Filter the lines below, keeping each one that holds "Serum".

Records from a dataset
++++++++++

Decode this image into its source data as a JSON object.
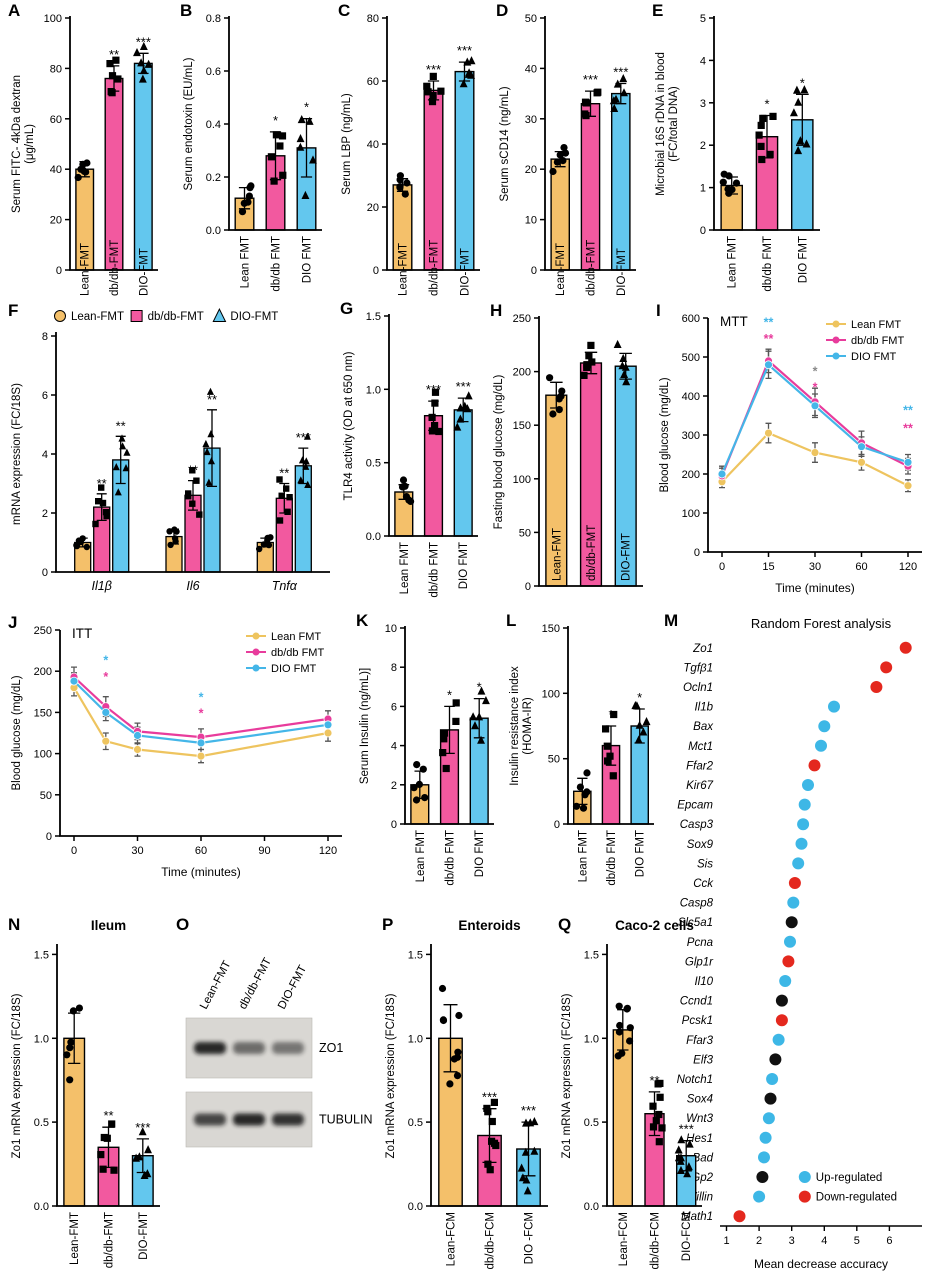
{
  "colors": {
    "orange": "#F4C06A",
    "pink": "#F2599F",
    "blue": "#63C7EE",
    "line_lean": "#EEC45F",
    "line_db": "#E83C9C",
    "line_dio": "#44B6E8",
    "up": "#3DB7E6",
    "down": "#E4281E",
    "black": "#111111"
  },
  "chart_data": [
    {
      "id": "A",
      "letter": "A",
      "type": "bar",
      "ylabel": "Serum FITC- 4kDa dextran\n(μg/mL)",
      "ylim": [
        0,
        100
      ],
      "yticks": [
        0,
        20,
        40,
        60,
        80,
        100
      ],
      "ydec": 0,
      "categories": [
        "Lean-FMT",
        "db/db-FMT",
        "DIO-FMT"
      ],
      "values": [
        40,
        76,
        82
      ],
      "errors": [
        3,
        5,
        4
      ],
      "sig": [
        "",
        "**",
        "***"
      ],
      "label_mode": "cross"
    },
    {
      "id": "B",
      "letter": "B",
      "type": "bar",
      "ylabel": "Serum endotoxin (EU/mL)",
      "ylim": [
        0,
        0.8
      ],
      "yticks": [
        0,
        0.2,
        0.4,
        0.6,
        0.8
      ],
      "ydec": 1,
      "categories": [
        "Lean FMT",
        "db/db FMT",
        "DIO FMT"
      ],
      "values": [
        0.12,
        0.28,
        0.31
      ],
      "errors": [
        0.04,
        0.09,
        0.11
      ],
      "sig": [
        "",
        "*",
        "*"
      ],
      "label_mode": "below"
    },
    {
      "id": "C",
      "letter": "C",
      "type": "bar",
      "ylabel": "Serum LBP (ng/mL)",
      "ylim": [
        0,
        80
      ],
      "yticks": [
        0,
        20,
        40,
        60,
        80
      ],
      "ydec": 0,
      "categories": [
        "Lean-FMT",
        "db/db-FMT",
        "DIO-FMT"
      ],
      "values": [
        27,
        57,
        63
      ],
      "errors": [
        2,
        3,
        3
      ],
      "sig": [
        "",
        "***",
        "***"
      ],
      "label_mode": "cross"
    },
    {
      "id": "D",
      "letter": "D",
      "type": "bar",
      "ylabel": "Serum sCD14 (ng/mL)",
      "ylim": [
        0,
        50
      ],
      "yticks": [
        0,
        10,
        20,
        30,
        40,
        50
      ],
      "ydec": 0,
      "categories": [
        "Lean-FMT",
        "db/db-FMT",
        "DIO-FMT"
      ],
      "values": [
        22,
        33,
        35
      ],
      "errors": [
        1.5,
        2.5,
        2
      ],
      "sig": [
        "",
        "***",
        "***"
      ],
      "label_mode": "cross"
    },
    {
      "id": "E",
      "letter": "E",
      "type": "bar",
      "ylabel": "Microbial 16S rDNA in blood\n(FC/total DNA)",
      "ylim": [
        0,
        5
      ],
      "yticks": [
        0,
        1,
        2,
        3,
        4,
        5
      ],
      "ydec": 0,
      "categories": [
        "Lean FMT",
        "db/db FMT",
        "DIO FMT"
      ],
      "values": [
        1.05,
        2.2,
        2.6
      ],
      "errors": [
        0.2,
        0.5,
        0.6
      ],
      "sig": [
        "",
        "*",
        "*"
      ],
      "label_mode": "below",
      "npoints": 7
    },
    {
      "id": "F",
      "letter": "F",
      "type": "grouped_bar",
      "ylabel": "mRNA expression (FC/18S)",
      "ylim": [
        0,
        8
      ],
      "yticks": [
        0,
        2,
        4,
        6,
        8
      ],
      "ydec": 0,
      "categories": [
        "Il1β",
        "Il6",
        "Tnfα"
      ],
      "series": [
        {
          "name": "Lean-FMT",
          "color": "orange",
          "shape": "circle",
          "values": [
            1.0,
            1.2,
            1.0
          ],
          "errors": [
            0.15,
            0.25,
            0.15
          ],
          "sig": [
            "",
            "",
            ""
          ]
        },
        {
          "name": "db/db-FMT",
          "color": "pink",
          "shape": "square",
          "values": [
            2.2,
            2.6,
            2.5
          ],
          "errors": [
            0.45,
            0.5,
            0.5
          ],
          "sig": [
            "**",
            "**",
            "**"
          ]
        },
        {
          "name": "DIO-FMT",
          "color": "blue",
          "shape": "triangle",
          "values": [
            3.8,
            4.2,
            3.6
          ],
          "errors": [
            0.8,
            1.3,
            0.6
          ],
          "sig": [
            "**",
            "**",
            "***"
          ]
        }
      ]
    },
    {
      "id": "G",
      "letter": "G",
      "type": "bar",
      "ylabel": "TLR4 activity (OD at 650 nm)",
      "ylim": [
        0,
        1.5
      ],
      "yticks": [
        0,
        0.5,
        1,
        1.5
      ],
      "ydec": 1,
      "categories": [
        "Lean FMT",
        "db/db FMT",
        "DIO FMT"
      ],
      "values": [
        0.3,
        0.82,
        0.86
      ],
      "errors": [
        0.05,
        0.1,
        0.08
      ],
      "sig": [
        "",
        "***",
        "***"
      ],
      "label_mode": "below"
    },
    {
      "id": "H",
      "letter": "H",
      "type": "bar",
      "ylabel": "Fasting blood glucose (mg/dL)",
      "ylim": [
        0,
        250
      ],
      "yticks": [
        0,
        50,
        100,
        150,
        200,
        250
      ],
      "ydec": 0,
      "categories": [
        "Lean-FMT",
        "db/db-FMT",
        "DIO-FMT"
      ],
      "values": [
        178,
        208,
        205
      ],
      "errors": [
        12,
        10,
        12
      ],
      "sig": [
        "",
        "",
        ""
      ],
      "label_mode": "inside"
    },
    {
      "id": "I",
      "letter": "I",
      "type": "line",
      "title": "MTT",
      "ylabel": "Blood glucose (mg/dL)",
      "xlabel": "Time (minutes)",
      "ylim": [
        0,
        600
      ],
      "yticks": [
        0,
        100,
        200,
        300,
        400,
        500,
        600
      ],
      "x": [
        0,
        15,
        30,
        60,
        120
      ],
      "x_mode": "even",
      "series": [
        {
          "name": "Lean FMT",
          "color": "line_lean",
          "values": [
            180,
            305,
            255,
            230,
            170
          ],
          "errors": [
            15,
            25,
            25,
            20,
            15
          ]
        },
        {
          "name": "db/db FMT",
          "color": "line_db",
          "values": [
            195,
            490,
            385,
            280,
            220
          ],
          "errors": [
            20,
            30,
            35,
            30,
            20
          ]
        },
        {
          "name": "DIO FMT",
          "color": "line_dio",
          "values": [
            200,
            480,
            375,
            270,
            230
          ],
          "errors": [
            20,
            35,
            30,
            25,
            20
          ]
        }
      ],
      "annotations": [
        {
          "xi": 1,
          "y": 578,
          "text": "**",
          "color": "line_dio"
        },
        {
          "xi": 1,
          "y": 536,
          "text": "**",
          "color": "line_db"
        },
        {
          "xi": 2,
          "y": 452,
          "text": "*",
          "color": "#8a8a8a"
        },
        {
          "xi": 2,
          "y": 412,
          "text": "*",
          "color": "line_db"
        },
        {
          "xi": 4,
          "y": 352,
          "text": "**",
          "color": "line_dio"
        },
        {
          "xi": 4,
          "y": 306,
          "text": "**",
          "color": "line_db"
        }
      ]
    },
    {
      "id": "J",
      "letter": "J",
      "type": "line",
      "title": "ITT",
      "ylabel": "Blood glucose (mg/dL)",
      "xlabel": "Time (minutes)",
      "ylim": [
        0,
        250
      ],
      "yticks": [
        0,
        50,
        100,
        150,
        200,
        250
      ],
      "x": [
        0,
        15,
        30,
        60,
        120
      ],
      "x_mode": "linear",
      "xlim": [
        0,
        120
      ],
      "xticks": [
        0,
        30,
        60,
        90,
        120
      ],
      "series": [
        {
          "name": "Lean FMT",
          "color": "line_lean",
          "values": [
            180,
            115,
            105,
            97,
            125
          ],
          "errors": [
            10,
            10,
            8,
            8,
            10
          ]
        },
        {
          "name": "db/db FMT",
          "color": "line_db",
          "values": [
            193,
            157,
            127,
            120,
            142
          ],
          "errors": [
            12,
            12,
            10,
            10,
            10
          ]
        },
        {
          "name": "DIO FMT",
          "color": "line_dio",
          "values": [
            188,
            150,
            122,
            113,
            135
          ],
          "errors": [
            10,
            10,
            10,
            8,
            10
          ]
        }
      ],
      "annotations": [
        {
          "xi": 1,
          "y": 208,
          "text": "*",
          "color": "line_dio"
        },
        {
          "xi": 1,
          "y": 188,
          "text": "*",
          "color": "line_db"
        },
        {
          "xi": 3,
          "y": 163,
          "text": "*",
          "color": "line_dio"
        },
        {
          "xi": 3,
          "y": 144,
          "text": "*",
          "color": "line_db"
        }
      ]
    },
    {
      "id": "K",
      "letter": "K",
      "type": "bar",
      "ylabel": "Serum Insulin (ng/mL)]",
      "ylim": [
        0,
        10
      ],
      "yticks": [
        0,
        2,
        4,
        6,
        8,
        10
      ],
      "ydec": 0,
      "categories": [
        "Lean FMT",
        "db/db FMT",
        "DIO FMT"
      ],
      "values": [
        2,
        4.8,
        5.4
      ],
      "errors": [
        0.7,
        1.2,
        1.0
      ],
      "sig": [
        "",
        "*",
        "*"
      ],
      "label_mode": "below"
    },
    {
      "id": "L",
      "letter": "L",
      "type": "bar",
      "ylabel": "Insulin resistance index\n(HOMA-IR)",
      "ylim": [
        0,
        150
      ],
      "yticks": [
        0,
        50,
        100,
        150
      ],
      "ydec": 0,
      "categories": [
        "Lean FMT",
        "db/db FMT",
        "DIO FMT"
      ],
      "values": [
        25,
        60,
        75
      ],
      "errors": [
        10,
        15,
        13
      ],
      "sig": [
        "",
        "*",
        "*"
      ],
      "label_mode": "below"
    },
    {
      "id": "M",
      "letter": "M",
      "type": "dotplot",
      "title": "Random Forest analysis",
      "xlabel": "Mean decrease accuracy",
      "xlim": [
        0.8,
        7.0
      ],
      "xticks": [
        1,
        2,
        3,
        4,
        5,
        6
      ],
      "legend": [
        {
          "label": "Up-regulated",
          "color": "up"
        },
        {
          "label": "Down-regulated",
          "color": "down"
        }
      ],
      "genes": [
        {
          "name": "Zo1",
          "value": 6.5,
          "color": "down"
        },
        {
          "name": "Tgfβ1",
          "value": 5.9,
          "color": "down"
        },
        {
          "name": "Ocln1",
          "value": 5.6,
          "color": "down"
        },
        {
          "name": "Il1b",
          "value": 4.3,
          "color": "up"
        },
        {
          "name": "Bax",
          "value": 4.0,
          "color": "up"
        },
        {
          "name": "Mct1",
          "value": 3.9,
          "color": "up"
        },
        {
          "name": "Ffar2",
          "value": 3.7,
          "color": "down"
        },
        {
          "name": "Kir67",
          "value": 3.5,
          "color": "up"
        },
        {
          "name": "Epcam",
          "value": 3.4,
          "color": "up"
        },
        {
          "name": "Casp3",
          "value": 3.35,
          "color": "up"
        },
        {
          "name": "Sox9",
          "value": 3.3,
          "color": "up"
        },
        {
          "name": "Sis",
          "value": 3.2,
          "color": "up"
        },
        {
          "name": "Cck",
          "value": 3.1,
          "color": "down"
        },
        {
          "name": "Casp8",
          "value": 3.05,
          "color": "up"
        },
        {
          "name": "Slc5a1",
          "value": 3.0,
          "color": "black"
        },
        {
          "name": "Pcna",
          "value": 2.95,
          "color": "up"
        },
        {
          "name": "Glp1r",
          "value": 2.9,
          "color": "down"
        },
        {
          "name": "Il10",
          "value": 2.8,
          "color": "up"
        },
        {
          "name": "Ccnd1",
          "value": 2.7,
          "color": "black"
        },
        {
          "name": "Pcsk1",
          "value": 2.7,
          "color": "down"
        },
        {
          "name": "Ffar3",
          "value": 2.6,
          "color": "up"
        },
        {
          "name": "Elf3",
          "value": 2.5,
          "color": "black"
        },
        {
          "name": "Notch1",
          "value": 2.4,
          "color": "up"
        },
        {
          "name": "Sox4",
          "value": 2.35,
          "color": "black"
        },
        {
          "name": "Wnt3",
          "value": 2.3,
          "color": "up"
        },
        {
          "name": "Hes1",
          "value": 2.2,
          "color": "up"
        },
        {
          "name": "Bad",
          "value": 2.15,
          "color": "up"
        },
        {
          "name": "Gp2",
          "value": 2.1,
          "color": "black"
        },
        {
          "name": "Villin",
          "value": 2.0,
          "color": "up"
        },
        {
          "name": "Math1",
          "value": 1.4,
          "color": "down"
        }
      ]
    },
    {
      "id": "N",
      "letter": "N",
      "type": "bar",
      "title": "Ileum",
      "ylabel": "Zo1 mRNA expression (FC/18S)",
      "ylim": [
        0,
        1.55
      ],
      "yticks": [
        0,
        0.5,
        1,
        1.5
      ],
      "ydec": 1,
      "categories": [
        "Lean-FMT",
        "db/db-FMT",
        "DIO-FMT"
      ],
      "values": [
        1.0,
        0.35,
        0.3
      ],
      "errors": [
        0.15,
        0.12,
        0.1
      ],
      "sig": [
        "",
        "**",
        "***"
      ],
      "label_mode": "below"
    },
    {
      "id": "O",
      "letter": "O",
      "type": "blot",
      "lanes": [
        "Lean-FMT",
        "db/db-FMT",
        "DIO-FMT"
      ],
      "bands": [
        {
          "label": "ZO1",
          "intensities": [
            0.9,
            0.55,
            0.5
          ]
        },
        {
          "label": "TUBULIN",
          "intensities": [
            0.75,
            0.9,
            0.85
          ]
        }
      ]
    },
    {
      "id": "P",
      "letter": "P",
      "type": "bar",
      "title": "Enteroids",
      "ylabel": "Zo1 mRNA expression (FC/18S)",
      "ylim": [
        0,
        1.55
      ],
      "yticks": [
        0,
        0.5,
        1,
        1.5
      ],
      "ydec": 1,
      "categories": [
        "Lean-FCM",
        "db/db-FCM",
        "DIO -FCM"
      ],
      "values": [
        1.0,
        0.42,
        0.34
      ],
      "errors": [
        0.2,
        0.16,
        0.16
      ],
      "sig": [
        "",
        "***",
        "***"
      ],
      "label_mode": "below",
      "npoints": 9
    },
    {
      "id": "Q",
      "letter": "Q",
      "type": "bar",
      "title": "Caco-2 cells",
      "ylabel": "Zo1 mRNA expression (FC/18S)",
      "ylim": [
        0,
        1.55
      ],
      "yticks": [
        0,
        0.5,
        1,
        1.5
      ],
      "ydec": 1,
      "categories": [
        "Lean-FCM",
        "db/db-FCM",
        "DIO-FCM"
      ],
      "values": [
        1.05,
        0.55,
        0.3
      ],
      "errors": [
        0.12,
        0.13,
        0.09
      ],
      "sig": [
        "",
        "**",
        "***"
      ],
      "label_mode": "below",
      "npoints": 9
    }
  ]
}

++++++++++

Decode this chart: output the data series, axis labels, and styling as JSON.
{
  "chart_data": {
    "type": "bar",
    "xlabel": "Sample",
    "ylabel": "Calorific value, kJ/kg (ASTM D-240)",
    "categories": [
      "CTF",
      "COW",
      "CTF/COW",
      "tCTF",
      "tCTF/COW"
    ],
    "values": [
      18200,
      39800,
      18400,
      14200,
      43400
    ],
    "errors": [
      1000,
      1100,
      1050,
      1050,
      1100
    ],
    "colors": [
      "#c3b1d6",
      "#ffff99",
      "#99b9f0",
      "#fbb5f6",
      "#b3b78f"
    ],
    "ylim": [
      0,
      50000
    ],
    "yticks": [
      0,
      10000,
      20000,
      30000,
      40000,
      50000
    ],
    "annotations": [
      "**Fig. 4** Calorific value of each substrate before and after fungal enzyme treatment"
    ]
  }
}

++++++++++

Your response -
      "ylabel": "Serum FITC- 4kDa dextran\n(μg/mL)",
      "ylabel": "Serum endotoxin (EU/mL)",
      "ylabel": "Serum LBP (ng/mL)",
      "ylabel": "Serum sCD14 (ng/mL)",
      "ylabel": "Serum Insulin (ng/mL)]",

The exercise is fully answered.